━━━━━ Data in this exercise

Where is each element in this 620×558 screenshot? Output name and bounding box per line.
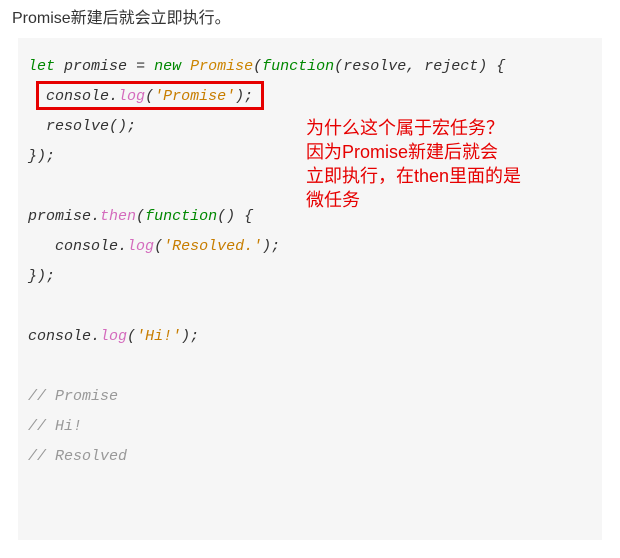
string-promise: 'Promise' (154, 88, 235, 105)
op-eq: = (136, 58, 145, 75)
punct: ); (181, 328, 199, 345)
method-then: then (100, 208, 136, 225)
code-line-6: console.log('Resolved.'); (28, 238, 280, 255)
brace-open: { (235, 208, 253, 225)
code-line-3: resolve(); (28, 118, 136, 135)
brace-close: }); (28, 148, 55, 165)
punct: . (109, 88, 118, 105)
punct: ( (127, 328, 136, 345)
string-hi: 'Hi!' (136, 328, 181, 345)
brace-open: { (487, 58, 505, 75)
method-log: log (118, 88, 145, 105)
punct: ); (262, 238, 280, 255)
keyword-function: function (145, 208, 217, 225)
punct: ( (334, 58, 343, 75)
code-line-1: let promise = new Promise(function(resol… (28, 58, 505, 75)
punct: . (91, 208, 100, 225)
punct: , (406, 58, 424, 75)
param-resolve: resolve (343, 58, 406, 75)
punct: ( (136, 208, 145, 225)
punct: . (91, 328, 100, 345)
punct: ); (235, 88, 253, 105)
brace-close: }); (28, 268, 55, 285)
punct: (); (109, 118, 136, 135)
punct: ( (154, 238, 163, 255)
ident-promise: promise (64, 58, 127, 75)
code-line-2: console.log('Promise'); (28, 88, 253, 105)
punct: ) (478, 58, 487, 75)
ident-console: console (46, 88, 109, 105)
annotation-line-3: 立即执行，在then里面的是 (306, 166, 521, 186)
method-log: log (127, 238, 154, 255)
indent (28, 88, 46, 105)
annotation-line-1: 为什么这个属于宏任务？ (306, 118, 504, 138)
method-log: log (100, 328, 127, 345)
code-line-8: console.log('Hi!'); (28, 328, 199, 345)
indent (28, 118, 46, 135)
code-line-4: }); (28, 148, 55, 165)
ident-promise: promise (28, 208, 91, 225)
punct: . (118, 238, 127, 255)
keyword-let: let (28, 58, 55, 75)
comment-resolved: // Resolved (28, 448, 127, 465)
ident-console: console (55, 238, 118, 255)
annotation-line-4: 微任务 (306, 190, 360, 210)
comment-promise: // Promise (28, 388, 118, 405)
param-reject: reject (424, 58, 478, 75)
keyword-new: new (154, 58, 181, 75)
comment-hi: // Hi! (28, 418, 82, 435)
indent (28, 238, 55, 255)
ident-resolve: resolve (46, 118, 109, 135)
code-block: let promise = new Promise(function(resol… (18, 38, 602, 540)
punct: () (217, 208, 235, 225)
string-resolved: 'Resolved.' (163, 238, 262, 255)
intro-text: Promise新建后就会立即执行。 (0, 0, 620, 38)
ident-console: console (28, 328, 91, 345)
punct: ( (253, 58, 262, 75)
annotation-text: 为什么这个属于宏任务？ 因为Promise新建后就会 立即执行，在then里面的… (306, 116, 556, 212)
keyword-function: function (262, 58, 334, 75)
code-line-7: }); (28, 268, 55, 285)
code-line-5: promise.then(function() { (28, 208, 253, 225)
class-promise: Promise (190, 58, 253, 75)
punct: ( (145, 88, 154, 105)
annotation-line-2: 因为Promise新建后就会 (306, 142, 498, 162)
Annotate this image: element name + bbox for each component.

━━━━━━━━━━

• Problem to work on:
Turn the lines of the items into a numbered list, skipping blank lines and leaving the pictures out.

• Answer to the problem:
1. Where is each element in this 620×558 screenshot? Output name and bounding box per line.
2. string-promise: 'Promise' (154, 88, 235, 105)
3. op-eq: = (136, 58, 145, 75)
4. punct: ); (181, 328, 199, 345)
5. method-then: then (100, 208, 136, 225)
6. code-line-6: console.log('Resolved.'); (28, 238, 280, 255)
7. brace-open: { (235, 208, 253, 225)
8. code-line-3: resolve(); (28, 118, 136, 135)
9. brace-close: }); (28, 148, 55, 165)
10. punct: . (109, 88, 118, 105)
11. punct: ( (127, 328, 136, 345)
12. string-hi: 'Hi!' (136, 328, 181, 345)
13. brace-open: { (487, 58, 505, 75)
14. method-log: log (118, 88, 145, 105)
15. punct: ); (262, 238, 280, 255)
16. keyword-function: function (145, 208, 217, 225)
17. punct: ( (334, 58, 343, 75)
18. code-line-1: let promise = new Promise(function(resol… (28, 58, 505, 75)
19. punct: . (91, 208, 100, 225)
20. punct: , (406, 58, 424, 75)
21. param-resolve: resolve (343, 58, 406, 75)
22. punct: ( (136, 208, 145, 225)
23. punct: . (91, 328, 100, 345)
24. punct: ); (235, 88, 253, 105)
25. brace-close: }); (28, 268, 55, 285)
26. punct: (); (109, 118, 136, 135)
27. punct: ( (154, 238, 163, 255)
28. ident-promise: promise (64, 58, 127, 75)
29. code-line-2: console.log('Promise'); (28, 88, 253, 105)
30. punct: ) (478, 58, 487, 75)
31. ident-console: console (46, 88, 109, 105)
32. annotation-line-3: 立即执行，在then里面的是 (306, 166, 521, 186)
33. method-log: log (127, 238, 154, 255)
34. indent (28, 88, 46, 105)
35. annotation-line-1: 为什么这个属于宏任务？ (306, 118, 504, 138)
36. method-log: log (100, 328, 127, 345)
37. code-line-8: console.log('Hi!'); (28, 328, 199, 345)
38. indent (28, 118, 46, 135)
39. code-line-4: }); (28, 148, 55, 165)
40. ident-promise: promise (28, 208, 91, 225)
41. punct: . (118, 238, 127, 255)
42. keyword-let: let (28, 58, 55, 75)
43. comment-resolved: // Resolved (28, 448, 127, 465)
44. ident-console: console (55, 238, 118, 255)
45. annotation-line-4: 微任务 (306, 190, 360, 210)
46. comment-promise: // Promise (28, 388, 118, 405)
47. param-reject: reject (424, 58, 478, 75)
48. keyword-new: new (154, 58, 181, 75)
49. comment-hi: // Hi! (28, 418, 82, 435)
50. indent (28, 238, 55, 255)
51. ident-resolve: resolve (46, 118, 109, 135)
52. code-block: let promise = new Promise(function(resol… (18, 38, 602, 540)
53. punct: () (217, 208, 235, 225)
54. string-resolved: 'Resolved.' (163, 238, 262, 255)
55. intro-text: Promise新建后就会立即执行。 (0, 0, 620, 38)
56. ident-console: console (28, 328, 91, 345)
57. punct: ( (253, 58, 262, 75)
58. annotation-text: 为什么这个属于宏任务？ 因为Promise新建后就会 立即执行，在then里面的… (306, 116, 556, 212)
59. keyword-function: function (262, 58, 334, 75)
60. code-line-7: }); (28, 268, 55, 285)
61. code-line-5: promise.then(function() { (28, 208, 253, 225)
62. class-promise: Promise (190, 58, 253, 75)
63. punct: ( (145, 88, 154, 105)
64. annotation-line-2: 因为Promise新建后就会 (306, 142, 498, 162)
65. Annotate this image: element name + bbox for each component.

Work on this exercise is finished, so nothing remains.